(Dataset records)
+++

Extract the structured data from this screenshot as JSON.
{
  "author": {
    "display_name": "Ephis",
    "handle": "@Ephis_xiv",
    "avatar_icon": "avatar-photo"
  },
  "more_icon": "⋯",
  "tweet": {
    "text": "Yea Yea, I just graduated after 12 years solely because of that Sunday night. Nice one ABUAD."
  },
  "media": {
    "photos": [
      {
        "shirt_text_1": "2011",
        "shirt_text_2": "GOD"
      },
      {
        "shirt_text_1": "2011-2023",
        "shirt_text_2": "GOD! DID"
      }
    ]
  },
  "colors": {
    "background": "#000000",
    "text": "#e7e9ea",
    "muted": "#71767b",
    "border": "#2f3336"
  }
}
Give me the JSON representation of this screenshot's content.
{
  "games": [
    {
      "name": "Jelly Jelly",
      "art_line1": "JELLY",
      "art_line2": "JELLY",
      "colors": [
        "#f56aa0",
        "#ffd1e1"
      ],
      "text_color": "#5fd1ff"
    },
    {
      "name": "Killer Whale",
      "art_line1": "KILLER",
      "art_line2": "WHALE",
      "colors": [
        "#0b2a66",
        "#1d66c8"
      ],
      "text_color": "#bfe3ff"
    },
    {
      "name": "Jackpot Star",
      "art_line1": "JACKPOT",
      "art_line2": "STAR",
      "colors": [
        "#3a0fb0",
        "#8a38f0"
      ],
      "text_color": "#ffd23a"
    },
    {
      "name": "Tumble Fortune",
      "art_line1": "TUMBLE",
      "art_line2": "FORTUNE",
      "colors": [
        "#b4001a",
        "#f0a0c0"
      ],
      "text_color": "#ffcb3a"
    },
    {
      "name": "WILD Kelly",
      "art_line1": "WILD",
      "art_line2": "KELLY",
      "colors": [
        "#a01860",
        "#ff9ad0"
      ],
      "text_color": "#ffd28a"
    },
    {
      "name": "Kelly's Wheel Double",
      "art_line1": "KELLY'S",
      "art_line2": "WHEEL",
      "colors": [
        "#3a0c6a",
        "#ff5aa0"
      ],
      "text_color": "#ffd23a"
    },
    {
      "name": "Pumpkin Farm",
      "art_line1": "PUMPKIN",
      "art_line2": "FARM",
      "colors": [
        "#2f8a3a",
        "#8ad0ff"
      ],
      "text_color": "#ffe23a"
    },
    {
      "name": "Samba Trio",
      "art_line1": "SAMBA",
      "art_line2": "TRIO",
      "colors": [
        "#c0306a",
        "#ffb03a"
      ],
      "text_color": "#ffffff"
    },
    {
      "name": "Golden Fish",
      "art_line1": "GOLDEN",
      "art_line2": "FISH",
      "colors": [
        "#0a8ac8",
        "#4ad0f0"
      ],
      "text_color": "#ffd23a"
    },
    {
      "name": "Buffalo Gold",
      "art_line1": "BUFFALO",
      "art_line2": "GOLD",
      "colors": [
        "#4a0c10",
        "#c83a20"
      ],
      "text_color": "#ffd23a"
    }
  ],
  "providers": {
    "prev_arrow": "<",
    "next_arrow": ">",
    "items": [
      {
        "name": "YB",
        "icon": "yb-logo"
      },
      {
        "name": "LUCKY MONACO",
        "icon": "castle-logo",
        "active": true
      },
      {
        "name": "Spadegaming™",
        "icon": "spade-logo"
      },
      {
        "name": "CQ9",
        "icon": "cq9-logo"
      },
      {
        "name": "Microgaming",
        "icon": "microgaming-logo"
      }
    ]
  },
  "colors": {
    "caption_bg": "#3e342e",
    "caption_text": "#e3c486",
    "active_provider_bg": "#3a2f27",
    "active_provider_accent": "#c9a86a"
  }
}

+++

# Task brief:
Retype the entries exactly, including every line.

# Result of this task:
Extract the structured data from this screenshot as JSON.
{
  "author": {
    "display_name": "Ephis",
    "handle": "@Ephis_xiv",
    "avatar_icon": "avatar-photo"
  },
  "more_icon": "⋯",
  "tweet": {
    "text": "Yea Yea, I just graduated after 12 years solely because of that Sunday night. Nice one ABUAD."
  },
  "media": {
    "photos": [
      {
        "shirt_text_1": "2011",
        "shirt_text_2": "GOD"
      },
      {
        "shirt_text_1": "2011-2023",
        "shirt_text_2": "GOD! DID"
      }
    ]
  },
  "colors": {
    "background": "#000000",
    "text": "#e7e9ea",
    "muted": "#71767b",
    "border": "#2f3336"
  }
}
Give me the JSON representation of this screenshot's content.
{
  "games": [
    {
      "name": "Jelly Jelly",
      "art_line1": "JELLY",
      "art_line2": "JELLY",
      "colors": [
        "#f56aa0",
        "#ffd1e1"
      ],
      "text_color": "#5fd1ff"
    },
    {
      "name": "Killer Whale",
      "art_line1": "KILLER",
      "art_line2": "WHALE",
      "colors": [
        "#0b2a66",
        "#1d66c8"
      ],
      "text_color": "#bfe3ff"
    },
    {
      "name": "Jackpot Star",
      "art_line1": "JACKPOT",
      "art_line2": "STAR",
      "colors": [
        "#3a0fb0",
        "#8a38f0"
      ],
      "text_color": "#ffd23a"
    },
    {
      "name": "Tumble Fortune",
      "art_line1": "TUMBLE",
      "art_line2": "FORTUNE",
      "colors": [
        "#b4001a",
        "#f0a0c0"
      ],
      "text_color": "#ffcb3a"
    },
    {
      "name": "WILD Kelly",
      "art_line1": "WILD",
      "art_line2": "KELLY",
      "colors": [
        "#a01860",
        "#ff9ad0"
      ],
      "text_color": "#ffd28a"
    },
    {
      "name": "Kelly's Wheel Double",
      "art_line1": "KELLY'S",
      "art_line2": "WHEEL",
      "colors": [
        "#3a0c6a",
        "#ff5aa0"
      ],
      "text_color": "#ffd23a"
    },
    {
      "name": "Pumpkin Farm",
      "art_line1": "PUMPKIN",
      "art_line2": "FARM",
      "colors": [
        "#2f8a3a",
        "#8ad0ff"
      ],
      "text_color": "#ffe23a"
    },
    {
      "name": "Samba Trio",
      "art_line1": "SAMBA",
      "art_line2": "TRIO",
      "colors": [
        "#c0306a",
        "#ffb03a"
      ],
      "text_color": "#ffffff"
    },
    {
      "name": "Golden Fish",
      "art_line1": "GOLDEN",
      "art_line2": "FISH",
      "colors": [
        "#0a8ac8",
        "#4ad0f0"
      ],
      "text_color": "#ffd23a"
    },
    {
      "name": "Buffalo Gold",
      "art_line1": "BUFFALO",
      "art_line2": "GOLD",
      "colors": [
        "#4a0c10",
        "#c83a20"
      ],
      "text_color": "#ffd23a"
    }
  ],
  "providers": {
    "prev_arrow": "<",
    "next_arrow": ">",
    "items": [
      {
        "name": "YB",
        "icon": "yb-logo"
      },
      {
        "name": "LUCKY MONACO",
        "icon": "castle-logo",
        "active": true
      },
      {
        "name": "Spadegaming™",
        "icon": "spade-logo"
      },
      {
        "name": "CQ9",
        "icon": "cq9-logo"
      },
      {
        "name": "Microgaming",
        "icon": "microgaming-logo"
      }
    ]
  },
  "colors": {
    "caption_bg": "#3e342e",
    "caption_text": "#e3c486",
    "active_provider_bg": "#3a2f27",
    "active_provider_accent": "#c9a86a"
  }
}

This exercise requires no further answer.